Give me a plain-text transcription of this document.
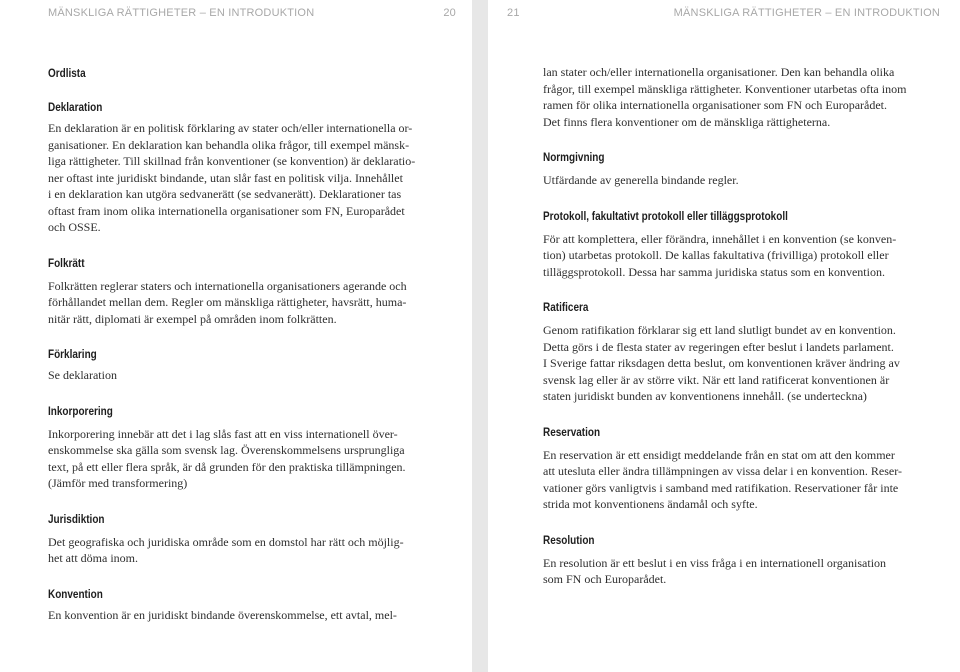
MÄNSKLIGA RÄTTIGHETER – EN INTRODUKTION	20
Ordlista
Deklaration

En deklaration är en politisk förklaring av stater och/eller internationella or-
ganisationer. En deklaration kan behandla olika frågor, till exempel mänsk-
liga rättigheter. Till skillnad från konventioner (se konvention) är deklaratio-
ner oftast inte juridiskt bindande, utan slår fast en politisk vilja. Innehållet
i en deklaration kan utgöra sedvanerätt (se sedvanerätt). Deklarationer tas
oftast fram inom olika internationella organisationer som FN, Europarådet
och OSSE.

Folkrätt

Folkrätten reglerar staters och internationella organisationers agerande och
förhållandet mellan dem. Regler om mänskliga rättigheter, havsrätt, huma-
nitär rätt, diplomati är exempel på områden inom folkrätten.

Förklaring

Se deklaration

Inkorporering

Inkorporering innebär att det i lag slås fast att en viss internationell över-
enskommelse ska gälla som svensk lag. Överenskommelsens ursprungliga
text, på ett eller flera språk, är då grunden för den praktiska tillämpningen.
(Jämför med transformering)

Jurisdiktion

Det geografiska och juridiska område som en domstol har rätt och möjlig-
het att döma inom.

Konvention

En konvention är en juridiskt bindande överenskommelse, ett avtal, mel-

21	MÄNSKLIGA RÄTTIGHETER – EN INTRODUKTION

lan stater och/eller internationella organisationer. Den kan behandla olika
frågor, till exempel mänskliga rättigheter. Konventioner utarbetas ofta inom
ramen för olika internationella organisationer som FN och Europarådet.
Det finns flera konventioner om de mänskliga rättigheterna.

Normgivning

Utfärdande av generella bindande regler.

Protokoll, fakultativt protokoll eller tilläggsprotokoll

För att komplettera, eller förändra, innehållet i en konvention (se konven-
tion) utarbetas protokoll. De kallas fakultativa (frivilliga) protokoll eller
tilläggsprotokoll. Dessa har samma juridiska status som en konvention.

Ratificera

Genom ratifikation förklarar sig ett land slutligt bundet av en konvention.
Detta görs i de flesta stater av regeringen efter beslut i landets parlament.
I Sverige fattar riksdagen detta beslut, om konventionen kräver ändring av
svensk lag eller är av större vikt. När ett land ratificerat konventionen är
staten juridiskt bunden av konventionens innehåll. (se underteckna)

Reservation

En reservation är ett ensidigt meddelande från en stat om att den kommer
att utesluta eller ändra tillämpningen av vissa delar i en konvention. Reser-
vationer görs vanligtvis i samband med ratifikation. Reservationer får inte
strida mot konventionens ändamål och syfte.

Resolution

En resolution är ett beslut i en viss fråga i en internationell organisation
som FN och Europarådet.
= = = =
▸ DESCRIPTION OF THE TASK
Among the lines above, which ones include the word "fast"? Copy them.

▸ EXPECTED ANSWER
ner oftast inte juridiskt bindande, utan slår fast en politisk vilja. Innehållet
Inkorporering innebär att det i lag slås fast att en viss internationell över-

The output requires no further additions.